• Written request
Your answer should be one number: the count of lines in these entries that hold the word "Benefit".

......

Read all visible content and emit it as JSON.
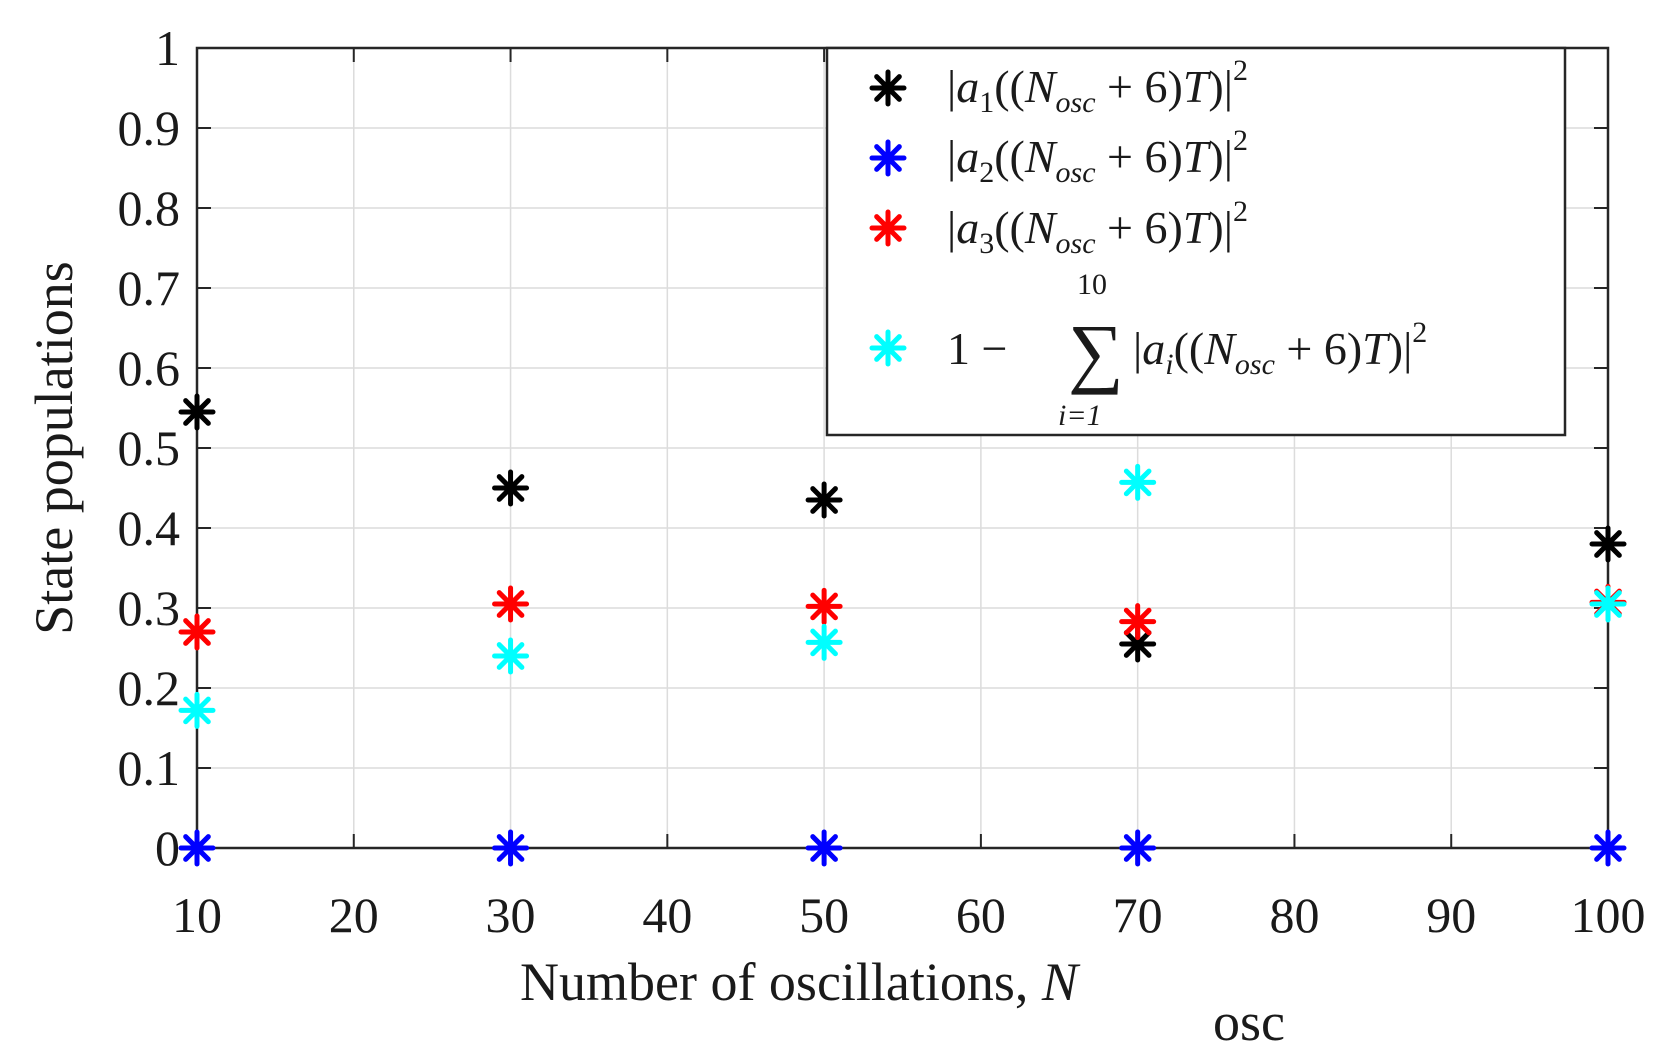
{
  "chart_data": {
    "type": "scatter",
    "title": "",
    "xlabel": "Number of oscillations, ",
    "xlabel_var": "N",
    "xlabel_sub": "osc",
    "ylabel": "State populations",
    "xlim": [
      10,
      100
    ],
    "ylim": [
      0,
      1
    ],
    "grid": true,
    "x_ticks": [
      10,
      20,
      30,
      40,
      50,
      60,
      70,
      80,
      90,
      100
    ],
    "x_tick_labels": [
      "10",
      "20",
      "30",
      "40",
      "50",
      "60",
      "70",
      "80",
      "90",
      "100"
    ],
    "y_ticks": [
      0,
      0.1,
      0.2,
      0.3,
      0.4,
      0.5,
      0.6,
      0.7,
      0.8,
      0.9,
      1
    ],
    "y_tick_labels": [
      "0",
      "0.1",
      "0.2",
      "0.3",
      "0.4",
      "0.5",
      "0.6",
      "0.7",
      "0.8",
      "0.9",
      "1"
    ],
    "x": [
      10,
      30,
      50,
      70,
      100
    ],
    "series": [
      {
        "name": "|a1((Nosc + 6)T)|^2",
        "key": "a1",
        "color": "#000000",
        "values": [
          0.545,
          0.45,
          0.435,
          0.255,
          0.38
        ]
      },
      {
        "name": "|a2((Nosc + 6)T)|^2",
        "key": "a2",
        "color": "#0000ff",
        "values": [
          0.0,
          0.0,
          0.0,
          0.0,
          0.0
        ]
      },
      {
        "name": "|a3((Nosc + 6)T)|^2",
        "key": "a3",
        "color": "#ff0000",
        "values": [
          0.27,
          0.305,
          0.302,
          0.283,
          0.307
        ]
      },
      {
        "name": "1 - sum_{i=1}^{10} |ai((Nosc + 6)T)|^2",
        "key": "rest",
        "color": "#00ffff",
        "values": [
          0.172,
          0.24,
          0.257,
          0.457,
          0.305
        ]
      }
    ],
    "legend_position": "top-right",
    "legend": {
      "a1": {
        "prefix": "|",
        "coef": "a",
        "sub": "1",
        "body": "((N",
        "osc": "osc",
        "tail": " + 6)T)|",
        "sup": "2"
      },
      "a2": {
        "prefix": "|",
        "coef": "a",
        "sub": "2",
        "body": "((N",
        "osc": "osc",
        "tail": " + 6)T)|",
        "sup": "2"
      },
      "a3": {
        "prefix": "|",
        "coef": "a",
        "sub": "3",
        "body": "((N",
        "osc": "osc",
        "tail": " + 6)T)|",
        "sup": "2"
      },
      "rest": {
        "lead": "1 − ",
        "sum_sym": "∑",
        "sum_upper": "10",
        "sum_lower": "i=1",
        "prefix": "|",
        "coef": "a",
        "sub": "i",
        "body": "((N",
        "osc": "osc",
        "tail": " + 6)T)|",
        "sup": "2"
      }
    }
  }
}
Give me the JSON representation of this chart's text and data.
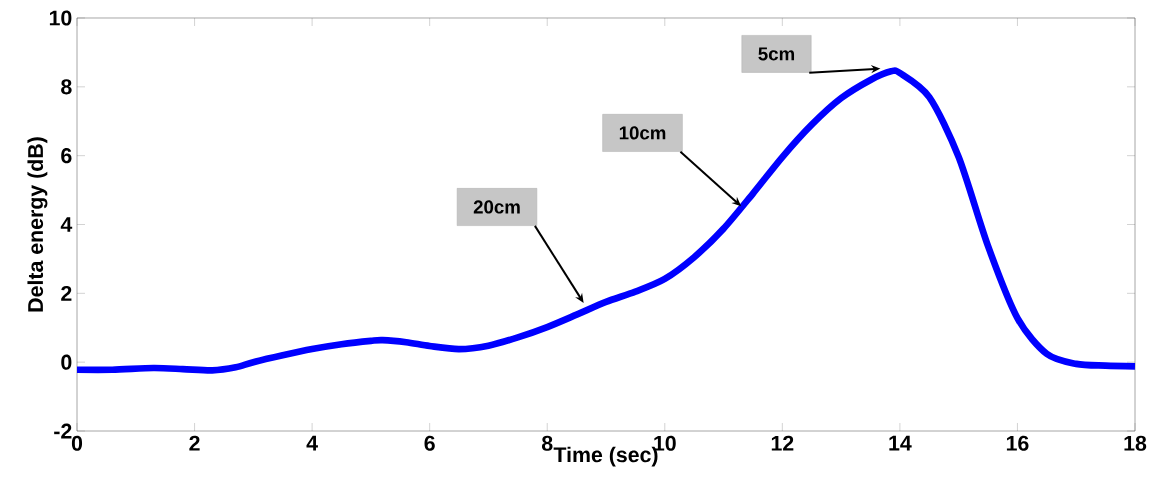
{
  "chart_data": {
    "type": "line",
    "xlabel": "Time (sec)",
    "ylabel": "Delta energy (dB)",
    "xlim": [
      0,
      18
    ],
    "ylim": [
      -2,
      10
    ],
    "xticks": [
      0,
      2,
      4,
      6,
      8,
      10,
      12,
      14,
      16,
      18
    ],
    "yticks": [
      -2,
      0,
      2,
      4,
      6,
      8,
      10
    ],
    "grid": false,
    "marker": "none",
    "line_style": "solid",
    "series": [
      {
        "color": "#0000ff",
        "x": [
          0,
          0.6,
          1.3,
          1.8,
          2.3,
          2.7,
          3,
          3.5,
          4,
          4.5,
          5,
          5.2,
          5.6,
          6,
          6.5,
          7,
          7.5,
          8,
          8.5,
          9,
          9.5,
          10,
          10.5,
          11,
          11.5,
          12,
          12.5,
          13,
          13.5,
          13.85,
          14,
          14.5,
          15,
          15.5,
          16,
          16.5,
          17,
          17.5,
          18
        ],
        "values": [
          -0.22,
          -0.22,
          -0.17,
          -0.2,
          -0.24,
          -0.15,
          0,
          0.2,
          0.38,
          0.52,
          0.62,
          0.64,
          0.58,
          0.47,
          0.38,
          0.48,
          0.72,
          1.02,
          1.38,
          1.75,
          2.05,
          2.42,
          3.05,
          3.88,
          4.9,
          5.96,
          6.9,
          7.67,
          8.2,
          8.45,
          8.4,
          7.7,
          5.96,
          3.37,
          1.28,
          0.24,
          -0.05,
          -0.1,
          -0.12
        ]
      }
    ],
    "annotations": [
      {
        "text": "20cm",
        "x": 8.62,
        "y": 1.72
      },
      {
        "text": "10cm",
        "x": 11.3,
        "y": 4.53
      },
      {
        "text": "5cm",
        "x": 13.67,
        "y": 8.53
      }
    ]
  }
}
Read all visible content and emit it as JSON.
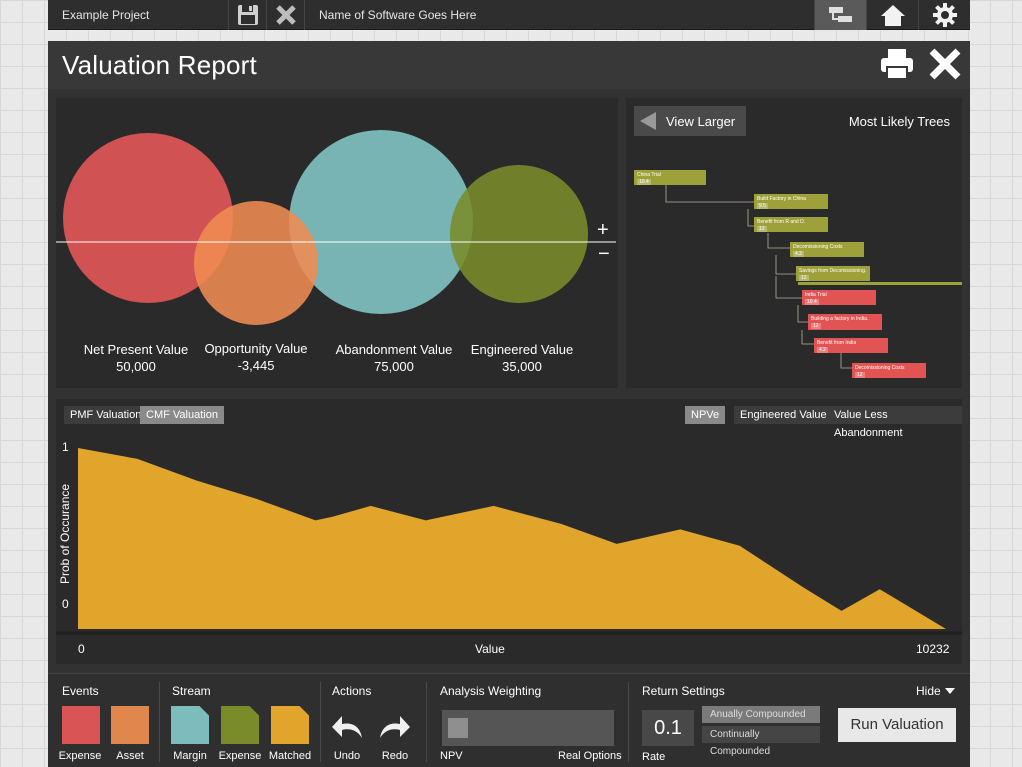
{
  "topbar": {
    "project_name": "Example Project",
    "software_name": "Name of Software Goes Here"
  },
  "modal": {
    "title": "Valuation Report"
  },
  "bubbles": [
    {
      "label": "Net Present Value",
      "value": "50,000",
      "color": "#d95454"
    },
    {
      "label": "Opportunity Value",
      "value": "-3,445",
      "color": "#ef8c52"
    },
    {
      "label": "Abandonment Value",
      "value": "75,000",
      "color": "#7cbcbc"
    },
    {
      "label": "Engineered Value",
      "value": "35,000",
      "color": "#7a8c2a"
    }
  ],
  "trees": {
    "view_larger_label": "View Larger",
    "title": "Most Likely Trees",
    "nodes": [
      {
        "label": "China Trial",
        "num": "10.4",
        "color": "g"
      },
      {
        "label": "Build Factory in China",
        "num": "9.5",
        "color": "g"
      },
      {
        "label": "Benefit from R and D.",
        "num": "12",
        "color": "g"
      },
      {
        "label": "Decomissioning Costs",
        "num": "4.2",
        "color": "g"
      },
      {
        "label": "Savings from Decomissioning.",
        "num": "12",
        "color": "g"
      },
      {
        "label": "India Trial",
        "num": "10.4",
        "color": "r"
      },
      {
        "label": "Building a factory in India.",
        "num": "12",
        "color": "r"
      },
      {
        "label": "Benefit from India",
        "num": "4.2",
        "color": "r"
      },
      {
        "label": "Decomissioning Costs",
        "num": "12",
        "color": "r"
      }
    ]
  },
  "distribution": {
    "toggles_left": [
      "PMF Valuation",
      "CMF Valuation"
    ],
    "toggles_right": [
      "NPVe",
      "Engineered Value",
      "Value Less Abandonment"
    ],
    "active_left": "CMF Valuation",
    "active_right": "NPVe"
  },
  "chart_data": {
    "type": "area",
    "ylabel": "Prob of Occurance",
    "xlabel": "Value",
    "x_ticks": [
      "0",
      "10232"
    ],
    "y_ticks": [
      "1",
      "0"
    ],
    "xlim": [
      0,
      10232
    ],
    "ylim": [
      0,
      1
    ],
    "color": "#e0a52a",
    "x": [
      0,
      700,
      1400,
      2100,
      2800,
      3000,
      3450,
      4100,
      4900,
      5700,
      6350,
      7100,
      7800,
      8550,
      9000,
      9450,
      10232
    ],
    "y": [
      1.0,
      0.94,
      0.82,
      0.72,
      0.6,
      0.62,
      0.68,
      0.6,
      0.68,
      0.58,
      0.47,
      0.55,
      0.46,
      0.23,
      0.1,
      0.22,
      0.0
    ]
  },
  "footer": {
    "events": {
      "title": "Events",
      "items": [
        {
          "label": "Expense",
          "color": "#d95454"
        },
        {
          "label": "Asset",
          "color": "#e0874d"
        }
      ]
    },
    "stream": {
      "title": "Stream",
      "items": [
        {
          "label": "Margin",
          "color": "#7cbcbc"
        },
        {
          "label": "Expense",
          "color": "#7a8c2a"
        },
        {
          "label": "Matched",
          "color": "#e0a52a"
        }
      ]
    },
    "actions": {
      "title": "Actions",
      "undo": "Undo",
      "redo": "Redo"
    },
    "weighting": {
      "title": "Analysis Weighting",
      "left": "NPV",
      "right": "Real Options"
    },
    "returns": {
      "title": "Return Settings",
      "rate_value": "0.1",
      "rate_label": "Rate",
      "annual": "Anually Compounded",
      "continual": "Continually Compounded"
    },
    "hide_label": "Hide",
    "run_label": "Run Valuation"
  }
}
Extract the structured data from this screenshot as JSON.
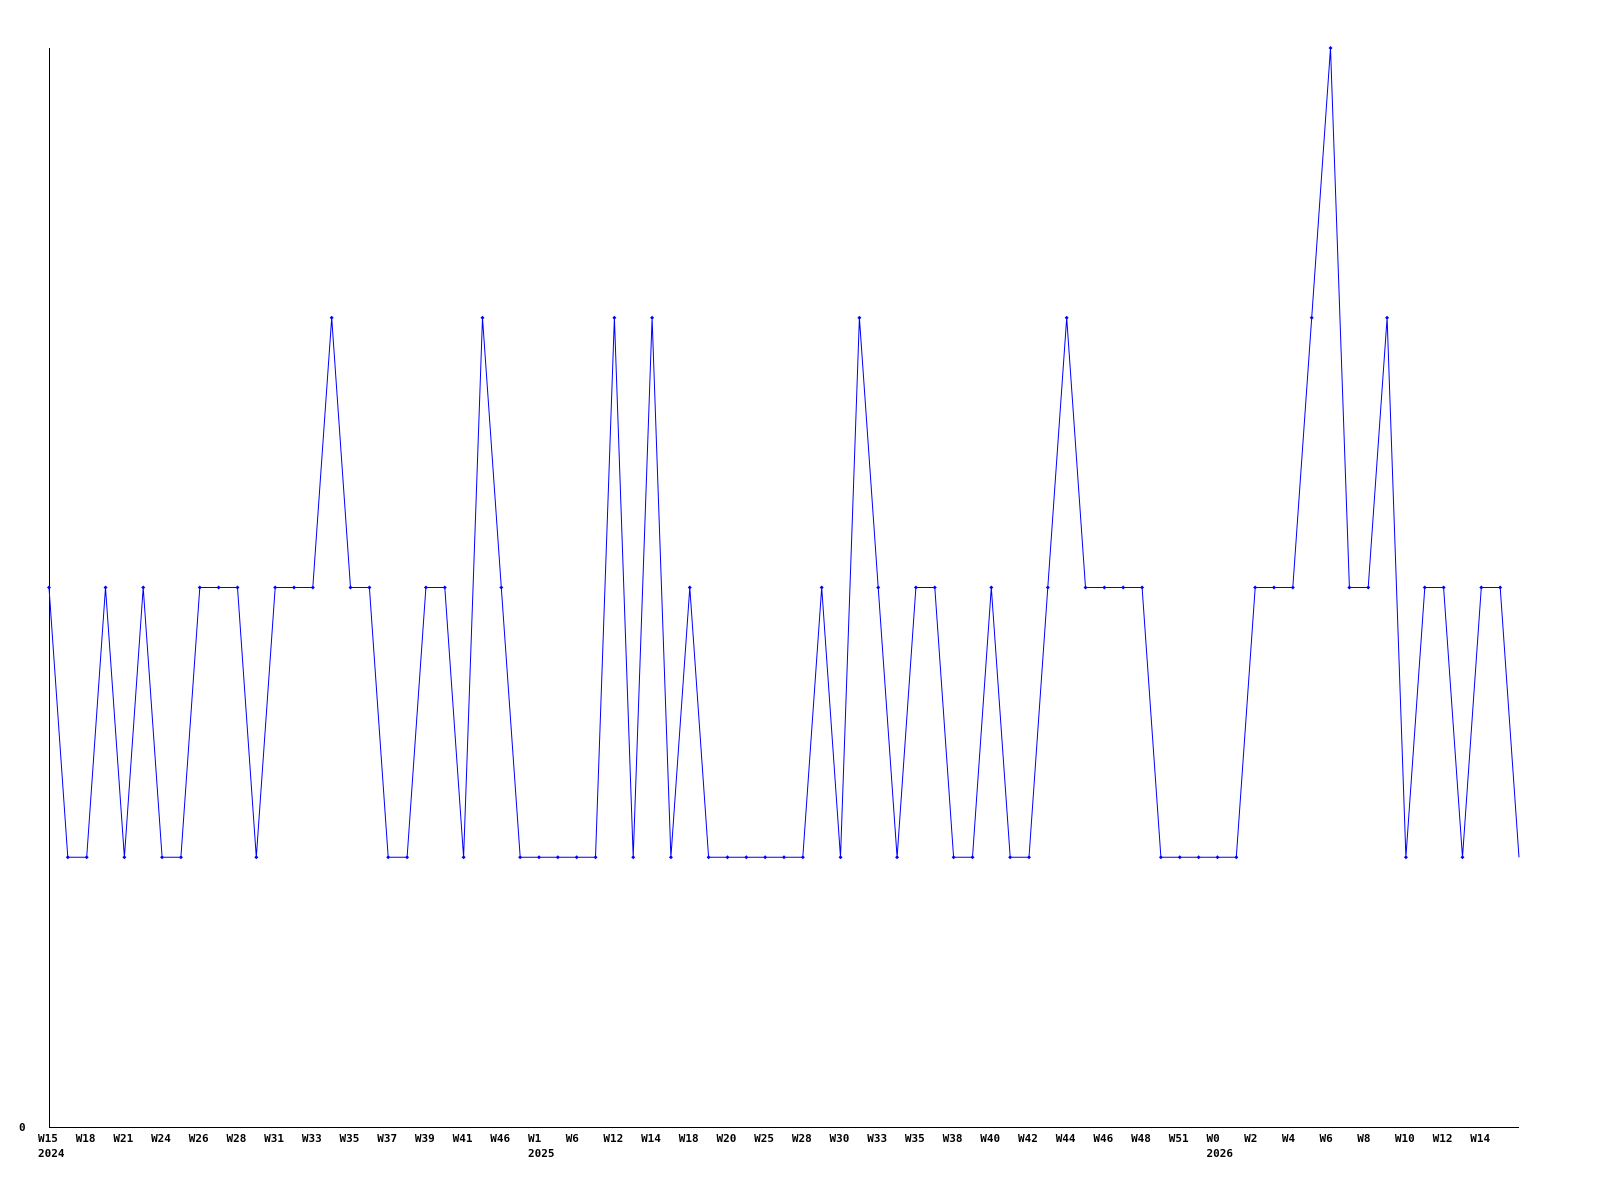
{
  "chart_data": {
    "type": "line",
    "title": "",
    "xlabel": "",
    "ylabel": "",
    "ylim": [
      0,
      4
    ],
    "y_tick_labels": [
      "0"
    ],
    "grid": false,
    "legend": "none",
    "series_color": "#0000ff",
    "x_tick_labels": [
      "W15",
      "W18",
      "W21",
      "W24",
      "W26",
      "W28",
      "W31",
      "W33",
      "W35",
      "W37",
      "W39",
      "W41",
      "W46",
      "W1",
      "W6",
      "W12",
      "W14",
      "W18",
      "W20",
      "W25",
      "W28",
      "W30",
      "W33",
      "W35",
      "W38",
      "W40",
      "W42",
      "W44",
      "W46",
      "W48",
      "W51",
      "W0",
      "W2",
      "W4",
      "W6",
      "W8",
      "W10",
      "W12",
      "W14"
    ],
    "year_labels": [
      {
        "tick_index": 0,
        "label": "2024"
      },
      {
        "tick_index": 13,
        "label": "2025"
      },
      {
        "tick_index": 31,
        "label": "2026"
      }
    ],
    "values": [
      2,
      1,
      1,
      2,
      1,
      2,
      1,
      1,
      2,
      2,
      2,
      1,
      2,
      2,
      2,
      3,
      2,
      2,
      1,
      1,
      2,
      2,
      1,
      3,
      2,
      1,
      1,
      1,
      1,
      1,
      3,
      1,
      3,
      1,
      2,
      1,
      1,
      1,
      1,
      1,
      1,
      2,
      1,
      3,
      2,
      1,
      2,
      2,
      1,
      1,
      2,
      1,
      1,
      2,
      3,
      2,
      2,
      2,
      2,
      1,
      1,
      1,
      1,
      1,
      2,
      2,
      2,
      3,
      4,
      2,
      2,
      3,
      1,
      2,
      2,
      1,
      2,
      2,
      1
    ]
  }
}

......

• The completed task
2